··· FRAGMENTO DEL DOCUMENTO ···
De este modo “la eternidad entró en el tiempo”, Dios entró en nuestra historia,
convirtiéndola en un camino hacia Él, plenitud de los tiempos (Gal 4,4) y finalidad de la historia.
Llamar
a María Madre de Dios es afirmar que Jesús, el Verbo, Palabra eterna del Padre,
es verdadero “hijo de María”. Como madre, ella le dio un cuerpo, le hizo entrar
en la esfera de la existencia humana; como educadora, ella le modeló su
temperamento, le transmitió su sensibilidad, su modo de ser y proceder. Tenemos
aquí uno de los aspectos más asombrosos de la encarnación: María, humilde mujer,
discípula de Cristo, es escogida para ser su Madre y modelar su humanidad.
En
la relación entre María y
Jesús se realiza, de manera ejemplar, el sentido profundo de
la Navidad: Dios se hace hombre para que nosotros lleguemos a ser, en
cierta manera, como Él. En verdad, el Señor ha hecho maravillas en ella, y
nosotros, año tras año, de generación en generación, la proclamamos
bienaventurada.
Nos
dice el evangelio que María conservaba
todas estas cosas y las meditaba en
su corazón. María nos enseña a reconocer y aceptar la presencia del Señor
en nuestra vida. Como ella, que meditaba en la obra realizada por Dios en su
persona, también nosotros nos animamos a mantener viva la memoria agradecida de
lo que Dios nos ha permitido vivir.
María conserva la memoria agradecida de lo que Dios ha hecho en su
pueblo y en su propia vida. Se asombra de que el Altísimo fije
sus ojos en la humildad de su sierva y le retribuye entregándole todo su ser: mi alma engrandece al Señor.
Dice
también el evangelio de hoy que “A los
ocho días, cuando circundaron al Niño,
le pusieron el nombre de Jesús, como lo había llamado el ángel ya antes de la
concepción”. La circuncisión,
rito de ingreso oficial al pueblo de Israel, es sólo la ocasión de que se vale
el evangelista Lucas para prestar atención a la imposición del nombre. Porque,
en realidad, en este hecho –común, irrelevante a simple vista– vuelve a
aparecer de manera asombrosa el misterio de la revelación del Dios encarnado.
El
Dios innombrable de la fe judía, el Dios a quien nadie ha visto jamás, del
prólogo de Juan, he aquí que tiene un nombre que los humanos podemos pronunciar
con amor y confianza porque se ha hecho como nosotros, se nos ha dado. Su
nombre (Yehoshuah, Yeshuah) tiene un
significado que resume la vocación y misión del Dios encarnado: “Dios salva”. Pronunciar el nombre de
Jesús es, pues, afirmar que Dios quiere para nosotros lo mejor: una vida plena,
realizada, salvada; y nos la hace posible. Sólo así está Dios ante nosotros:
como Enmanuel, Dios-con-nosotros, Dios para nosotros, Dios salvando, Salvador.
···
PREGUNTAS POR RESPONDER —
(A) Según el fragmento, ¿qué significa el nombre de Jesús?
(B) Reproduce textualmente el pasaje del fragmento que empieza en las palabras "De este modo" y termina después de "de la historia.".
··· EXTRACTOS DE DATOS ···
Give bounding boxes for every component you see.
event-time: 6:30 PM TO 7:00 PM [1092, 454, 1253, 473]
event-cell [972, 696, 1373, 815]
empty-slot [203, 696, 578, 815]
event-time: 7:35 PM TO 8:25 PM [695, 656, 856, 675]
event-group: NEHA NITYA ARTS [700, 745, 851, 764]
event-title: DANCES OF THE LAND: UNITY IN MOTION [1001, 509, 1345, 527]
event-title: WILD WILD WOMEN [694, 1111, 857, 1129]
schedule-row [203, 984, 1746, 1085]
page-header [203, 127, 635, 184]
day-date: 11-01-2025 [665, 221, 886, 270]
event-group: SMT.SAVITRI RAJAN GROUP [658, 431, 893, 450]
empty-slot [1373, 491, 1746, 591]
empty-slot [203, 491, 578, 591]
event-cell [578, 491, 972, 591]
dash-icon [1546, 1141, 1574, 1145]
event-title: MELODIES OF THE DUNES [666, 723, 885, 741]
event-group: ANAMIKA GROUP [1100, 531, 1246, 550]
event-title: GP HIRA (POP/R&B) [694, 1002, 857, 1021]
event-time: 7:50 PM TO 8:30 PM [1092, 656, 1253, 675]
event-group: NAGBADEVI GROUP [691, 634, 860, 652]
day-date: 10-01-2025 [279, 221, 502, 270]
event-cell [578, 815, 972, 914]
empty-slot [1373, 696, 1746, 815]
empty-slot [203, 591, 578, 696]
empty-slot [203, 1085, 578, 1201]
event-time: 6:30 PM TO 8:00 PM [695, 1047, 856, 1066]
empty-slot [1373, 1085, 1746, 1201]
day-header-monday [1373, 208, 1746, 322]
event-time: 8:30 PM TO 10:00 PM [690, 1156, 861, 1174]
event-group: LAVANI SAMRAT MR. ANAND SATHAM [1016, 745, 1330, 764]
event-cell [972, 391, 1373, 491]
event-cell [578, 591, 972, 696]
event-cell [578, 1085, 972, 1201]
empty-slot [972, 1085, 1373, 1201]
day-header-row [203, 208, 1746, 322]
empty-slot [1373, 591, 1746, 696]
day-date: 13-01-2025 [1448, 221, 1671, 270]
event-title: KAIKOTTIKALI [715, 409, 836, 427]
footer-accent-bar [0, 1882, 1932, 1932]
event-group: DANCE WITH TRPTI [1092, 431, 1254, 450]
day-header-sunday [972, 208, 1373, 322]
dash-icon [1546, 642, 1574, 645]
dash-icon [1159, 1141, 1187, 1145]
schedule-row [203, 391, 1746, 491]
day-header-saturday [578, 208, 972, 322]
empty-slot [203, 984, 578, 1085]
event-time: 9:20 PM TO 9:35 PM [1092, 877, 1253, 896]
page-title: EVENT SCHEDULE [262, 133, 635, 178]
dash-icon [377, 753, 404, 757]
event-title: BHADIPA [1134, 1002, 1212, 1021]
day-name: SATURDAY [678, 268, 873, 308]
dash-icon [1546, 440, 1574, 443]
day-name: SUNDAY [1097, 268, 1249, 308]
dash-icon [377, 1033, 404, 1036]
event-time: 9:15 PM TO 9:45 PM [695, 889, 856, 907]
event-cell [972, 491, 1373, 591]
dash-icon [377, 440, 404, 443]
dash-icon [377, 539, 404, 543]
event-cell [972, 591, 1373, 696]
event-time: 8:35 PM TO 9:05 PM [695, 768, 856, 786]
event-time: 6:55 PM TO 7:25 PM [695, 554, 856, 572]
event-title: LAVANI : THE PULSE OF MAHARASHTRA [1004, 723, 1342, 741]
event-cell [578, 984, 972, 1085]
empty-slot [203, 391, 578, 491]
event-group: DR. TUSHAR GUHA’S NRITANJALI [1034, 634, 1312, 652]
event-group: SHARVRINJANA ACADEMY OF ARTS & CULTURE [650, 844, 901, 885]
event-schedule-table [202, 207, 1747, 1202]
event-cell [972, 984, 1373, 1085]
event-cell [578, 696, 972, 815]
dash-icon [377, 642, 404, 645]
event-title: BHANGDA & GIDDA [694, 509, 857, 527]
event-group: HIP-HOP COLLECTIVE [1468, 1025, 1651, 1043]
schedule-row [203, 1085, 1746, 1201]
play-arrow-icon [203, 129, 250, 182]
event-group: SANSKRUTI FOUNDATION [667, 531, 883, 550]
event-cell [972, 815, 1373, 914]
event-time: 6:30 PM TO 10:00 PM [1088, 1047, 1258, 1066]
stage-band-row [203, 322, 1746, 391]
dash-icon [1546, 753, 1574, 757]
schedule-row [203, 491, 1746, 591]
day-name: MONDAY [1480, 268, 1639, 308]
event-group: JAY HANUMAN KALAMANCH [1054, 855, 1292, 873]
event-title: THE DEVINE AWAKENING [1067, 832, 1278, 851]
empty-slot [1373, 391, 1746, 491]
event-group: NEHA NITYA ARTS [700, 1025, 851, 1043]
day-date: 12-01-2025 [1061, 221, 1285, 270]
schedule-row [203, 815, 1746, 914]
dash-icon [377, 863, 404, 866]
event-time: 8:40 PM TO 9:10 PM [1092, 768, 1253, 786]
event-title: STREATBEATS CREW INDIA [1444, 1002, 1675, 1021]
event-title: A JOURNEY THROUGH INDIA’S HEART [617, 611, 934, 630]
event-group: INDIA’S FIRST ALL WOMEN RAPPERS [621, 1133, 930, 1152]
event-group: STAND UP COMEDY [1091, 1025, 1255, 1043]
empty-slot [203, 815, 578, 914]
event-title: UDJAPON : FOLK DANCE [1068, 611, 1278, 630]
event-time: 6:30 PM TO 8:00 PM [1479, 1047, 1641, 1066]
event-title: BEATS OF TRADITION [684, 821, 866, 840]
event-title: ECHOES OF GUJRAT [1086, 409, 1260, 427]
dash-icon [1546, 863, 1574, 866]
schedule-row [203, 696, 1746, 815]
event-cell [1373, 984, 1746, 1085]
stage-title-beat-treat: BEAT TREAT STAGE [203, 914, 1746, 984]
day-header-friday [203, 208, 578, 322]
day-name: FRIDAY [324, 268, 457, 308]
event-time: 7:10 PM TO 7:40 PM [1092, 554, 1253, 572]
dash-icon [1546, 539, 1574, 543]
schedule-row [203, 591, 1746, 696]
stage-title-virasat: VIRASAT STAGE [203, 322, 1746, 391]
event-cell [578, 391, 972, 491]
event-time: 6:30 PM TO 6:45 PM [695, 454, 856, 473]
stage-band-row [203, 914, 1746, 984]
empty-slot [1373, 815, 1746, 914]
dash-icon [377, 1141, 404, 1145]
···
RESULTADOS —
(A) "Dios salva".

(B)
De este modo “la eternidad entró en el tiempo”, Dios entró en nuestra historia,
convirtiéndola en un camino hacia Él, plenitud de los tiempos (Gal 4,4) y finalidad de la historia.